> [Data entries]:
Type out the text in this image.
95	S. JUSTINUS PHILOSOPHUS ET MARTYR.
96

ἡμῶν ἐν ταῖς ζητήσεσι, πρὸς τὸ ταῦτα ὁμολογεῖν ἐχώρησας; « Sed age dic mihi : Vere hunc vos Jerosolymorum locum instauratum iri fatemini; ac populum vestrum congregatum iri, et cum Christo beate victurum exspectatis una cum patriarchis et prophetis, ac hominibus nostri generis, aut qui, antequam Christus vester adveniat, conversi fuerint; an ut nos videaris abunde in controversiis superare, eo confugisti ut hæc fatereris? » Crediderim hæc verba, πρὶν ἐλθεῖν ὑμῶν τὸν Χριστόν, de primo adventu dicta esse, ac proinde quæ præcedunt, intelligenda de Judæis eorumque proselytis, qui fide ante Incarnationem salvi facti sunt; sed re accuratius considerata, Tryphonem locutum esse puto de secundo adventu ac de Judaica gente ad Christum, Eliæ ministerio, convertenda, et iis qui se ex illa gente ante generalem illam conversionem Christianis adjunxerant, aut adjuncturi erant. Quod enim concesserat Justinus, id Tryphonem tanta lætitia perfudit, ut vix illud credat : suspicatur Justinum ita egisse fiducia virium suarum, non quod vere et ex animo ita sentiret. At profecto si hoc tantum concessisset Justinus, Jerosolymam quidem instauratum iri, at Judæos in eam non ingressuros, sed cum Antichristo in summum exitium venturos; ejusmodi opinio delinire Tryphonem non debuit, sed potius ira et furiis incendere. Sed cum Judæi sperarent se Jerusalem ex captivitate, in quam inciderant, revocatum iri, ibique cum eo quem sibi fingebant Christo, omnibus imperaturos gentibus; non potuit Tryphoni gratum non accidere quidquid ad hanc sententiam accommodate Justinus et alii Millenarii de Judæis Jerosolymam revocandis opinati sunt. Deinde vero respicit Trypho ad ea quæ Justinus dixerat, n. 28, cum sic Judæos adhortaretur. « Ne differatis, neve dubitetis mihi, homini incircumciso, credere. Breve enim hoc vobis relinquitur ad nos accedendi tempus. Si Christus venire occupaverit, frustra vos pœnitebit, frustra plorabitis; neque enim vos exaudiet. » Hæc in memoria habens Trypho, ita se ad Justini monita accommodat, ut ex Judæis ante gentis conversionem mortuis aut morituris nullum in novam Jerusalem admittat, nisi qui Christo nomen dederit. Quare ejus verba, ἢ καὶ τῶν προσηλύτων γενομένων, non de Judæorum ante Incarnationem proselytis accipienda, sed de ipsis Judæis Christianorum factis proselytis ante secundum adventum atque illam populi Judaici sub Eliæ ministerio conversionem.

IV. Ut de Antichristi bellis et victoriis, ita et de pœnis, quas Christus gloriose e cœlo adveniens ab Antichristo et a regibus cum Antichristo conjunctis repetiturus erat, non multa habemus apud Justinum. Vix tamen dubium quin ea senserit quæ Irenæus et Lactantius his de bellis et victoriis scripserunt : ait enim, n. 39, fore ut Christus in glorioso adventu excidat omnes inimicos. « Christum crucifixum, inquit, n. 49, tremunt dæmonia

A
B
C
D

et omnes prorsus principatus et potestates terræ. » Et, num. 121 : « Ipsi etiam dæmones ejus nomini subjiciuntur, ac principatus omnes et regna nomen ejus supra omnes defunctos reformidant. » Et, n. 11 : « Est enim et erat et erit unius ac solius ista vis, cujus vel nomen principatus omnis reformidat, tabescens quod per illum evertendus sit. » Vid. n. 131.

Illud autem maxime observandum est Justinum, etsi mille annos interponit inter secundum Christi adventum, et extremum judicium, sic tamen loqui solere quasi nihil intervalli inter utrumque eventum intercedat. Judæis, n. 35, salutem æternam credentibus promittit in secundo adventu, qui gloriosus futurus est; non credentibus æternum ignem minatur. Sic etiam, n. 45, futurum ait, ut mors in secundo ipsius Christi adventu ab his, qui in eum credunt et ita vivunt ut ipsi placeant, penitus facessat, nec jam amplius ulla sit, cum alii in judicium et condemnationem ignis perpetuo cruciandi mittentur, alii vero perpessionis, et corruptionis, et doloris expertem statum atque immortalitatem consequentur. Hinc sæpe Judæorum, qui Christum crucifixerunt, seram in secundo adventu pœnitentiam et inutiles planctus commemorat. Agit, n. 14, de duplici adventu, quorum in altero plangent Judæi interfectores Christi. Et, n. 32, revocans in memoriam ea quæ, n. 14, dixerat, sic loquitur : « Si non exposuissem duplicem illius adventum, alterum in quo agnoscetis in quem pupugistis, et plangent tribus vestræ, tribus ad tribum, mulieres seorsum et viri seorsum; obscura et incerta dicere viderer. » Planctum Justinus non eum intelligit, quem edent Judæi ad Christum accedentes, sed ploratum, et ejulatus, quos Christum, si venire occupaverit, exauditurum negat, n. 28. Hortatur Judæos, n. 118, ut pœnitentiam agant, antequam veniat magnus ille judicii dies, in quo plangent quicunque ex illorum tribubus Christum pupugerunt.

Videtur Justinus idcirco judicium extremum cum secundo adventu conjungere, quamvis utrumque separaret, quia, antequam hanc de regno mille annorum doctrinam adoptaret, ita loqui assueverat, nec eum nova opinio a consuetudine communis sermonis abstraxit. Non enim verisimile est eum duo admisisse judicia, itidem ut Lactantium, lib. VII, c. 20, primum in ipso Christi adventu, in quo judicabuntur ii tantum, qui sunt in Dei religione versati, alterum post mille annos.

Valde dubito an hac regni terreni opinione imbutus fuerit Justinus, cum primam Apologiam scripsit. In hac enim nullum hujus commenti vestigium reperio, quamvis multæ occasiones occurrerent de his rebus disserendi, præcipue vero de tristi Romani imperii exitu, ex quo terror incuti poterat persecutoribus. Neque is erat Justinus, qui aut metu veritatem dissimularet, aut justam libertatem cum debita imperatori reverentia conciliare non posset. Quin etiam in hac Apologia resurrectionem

> [TASK DIRECTIONS]: Write out the entire listing exactly.

> [THE REPLY]:
Type out the text in this image.
95	S. JUSTINUS PHILOSOPHUS ET MARTYR.
96

ἡμῶν ἐν ταῖς ζητήσεσι, πρὸς τὸ ταῦτα ὁμολογεῖν ἐχώρησας; « Sed age dic mihi : Vere hunc vos Jerosolymorum locum instauratum iri fatemini; ac populum vestrum congregatum iri, et cum Christo beate victurum exspectatis una cum patriarchis et prophetis, ac hominibus nostri generis, aut qui, antequam Christus vester adveniat, conversi fuerint; an ut nos videaris abunde in controversiis superare, eo confugisti ut hæc fatereris? » Crediderim hæc verba, πρὶν ἐλθεῖν ὑμῶν τὸν Χριστόν, de primo adventu dicta esse, ac proinde quæ præcedunt, intelligenda de Judæis eorumque proselytis, qui fide ante Incarnationem salvi facti sunt; sed re accuratius considerata, Tryphonem locutum esse puto de secundo adventu ac de Judaica gente ad Christum, Eliæ ministerio, convertenda, et iis qui se ex illa gente ante generalem illam conversionem Christianis adjunxerant, aut adjuncturi erant. Quod enim concesserat Justinus, id Tryphonem tanta lætitia perfudit, ut vix illud credat : suspicatur Justinum ita egisse fiducia virium suarum, non quod vere et ex animo ita sentiret. At profecto si hoc tantum concessisset Justinus, Jerosolymam quidem instauratum iri, at Judæos in eam non ingressuros, sed cum Antichristo in summum exitium venturos; ejusmodi opinio delinire Tryphonem non debuit, sed potius ira et furiis incendere. Sed cum Judæi sperarent se Jerusalem ex captivitate, in quam inciderant, revocatum iri, ibique cum eo quem sibi fingebant Christo, omnibus imperaturos gentibus; non potuit Tryphoni gratum non accidere quidquid ad hanc sententiam accommodate Justinus et alii Millenarii de Judæis Jerosolymam revocandis opinati sunt. Deinde vero respicit Trypho ad ea quæ Justinus dixerat, n. 28, cum sic Judæos adhortaretur. « Ne differatis, neve dubitetis mihi, homini incircumciso, credere. Breve enim hoc vobis relinquitur ad nos accedendi tempus. Si Christus venire occupaverit, frustra vos pœnitebit, frustra plorabitis; neque enim vos exaudiet. » Hæc in memoria habens Trypho, ita se ad Justini monita accommodat, ut ex Judæis ante gentis conversionem mortuis aut morituris nullum in novam Jerusalem admittat, nisi qui Christo nomen dederit. Quare ejus verba, ἢ καὶ τῶν προσηλύτων γενομένων, non de Judæorum ante Incarnationem proselytis accipienda, sed de ipsis Judæis Christianorum factis proselytis ante secundum adventum atque illam populi Judaici sub Eliæ ministerio conversionem.

IV. Ut de Antichristi bellis et victoriis, ita et de pœnis, quas Christus gloriose e cœlo adveniens ab Antichristo et a regibus cum Antichristo conjunctis repetiturus erat, non multa habemus apud Justinum. Vix tamen dubium quin ea senserit quæ Irenæus et Lactantius his de bellis et victoriis scripserunt : ait enim, n. 39, fore ut Christus in glorioso adventu excidat omnes inimicos. « Christum crucifixum, inquit, n. 49, tremunt dæmonia

A
B
C
D

et omnes prorsus principatus et potestates terræ. » Et, num. 121 : « Ipsi etiam dæmones ejus nomini subjiciuntur, ac principatus omnes et regna nomen ejus supra omnes defunctos reformidant. » Et, n. 11 : « Est enim et erat et erit unius ac solius ista vis, cujus vel nomen principatus omnis reformidat, tabescens quod per illum evertendus sit. » Vid. n. 131.

Illud autem maxime observandum est Justinum, etsi mille annos interponit inter secundum Christi adventum, et extremum judicium, sic tamen loqui solere quasi nihil intervalli inter utrumque eventum intercedat. Judæis, n. 35, salutem æternam credentibus promittit in secundo adventu, qui gloriosus futurus est; non credentibus æternum ignem minatur. Sic etiam, n. 45, futurum ait, ut mors in secundo ipsius Christi adventu ab his, qui in eum credunt et ita vivunt ut ipsi placeant, penitus facessat, nec jam amplius ulla sit, cum alii in judicium et condemnationem ignis perpetuo cruciandi mittentur, alii vero perpessionis, et corruptionis, et doloris expertem statum atque immortalitatem consequentur. Hinc sæpe Judæorum, qui Christum crucifixerunt, seram in secundo adventu pœnitentiam et inutiles planctus commemorat. Agit, n. 14, de duplici adventu, quorum in altero plangent Judæi interfectores Christi. Et, n. 32, revocans in memoriam ea quæ, n. 14, dixerat, sic loquitur : « Si non exposuissem duplicem illius adventum, alterum in quo agnoscetis in quem pupugistis, et plangent tribus vestræ, tribus ad tribum, mulieres seorsum et viri seorsum; obscura et incerta dicere viderer. » Planctum Justinus non eum intelligit, quem edent Judæi ad Christum accedentes, sed ploratum, et ejulatus, quos Christum, si venire occupaverit, exauditurum negat, n. 28. Hortatur Judæos, n. 118, ut pœnitentiam agant, antequam veniat magnus ille judicii dies, in quo plangent quicunque ex illorum tribubus Christum pupugerunt.

Videtur Justinus idcirco judicium extremum cum secundo adventu conjungere, quamvis utrumque separaret, quia, antequam hanc de regno mille annorum doctrinam adoptaret, ita loqui assueverat, nec eum nova opinio a consuetudine communis sermonis abstraxit. Non enim verisimile est eum duo admisisse judicia, itidem ut Lactantium, lib. VII, c. 20, primum in ipso Christi adventu, in quo judicabuntur ii tantum, qui sunt in Dei religione versati, alterum post mille annos.

Valde dubito an hac regni terreni opinione imbutus fuerit Justinus, cum primam Apologiam scripsit. In hac enim nullum hujus commenti vestigium reperio, quamvis multæ occasiones occurrerent de his rebus disserendi, præcipue vero de tristi Romani imperii exitu, ex quo terror incuti poterat persecutoribus. Neque is erat Justinus, qui aut metu veritatem dissimularet, aut justam libertatem cum debita imperatori reverentia conciliare non posset. Quin etiam in hac Apologia resurrectionem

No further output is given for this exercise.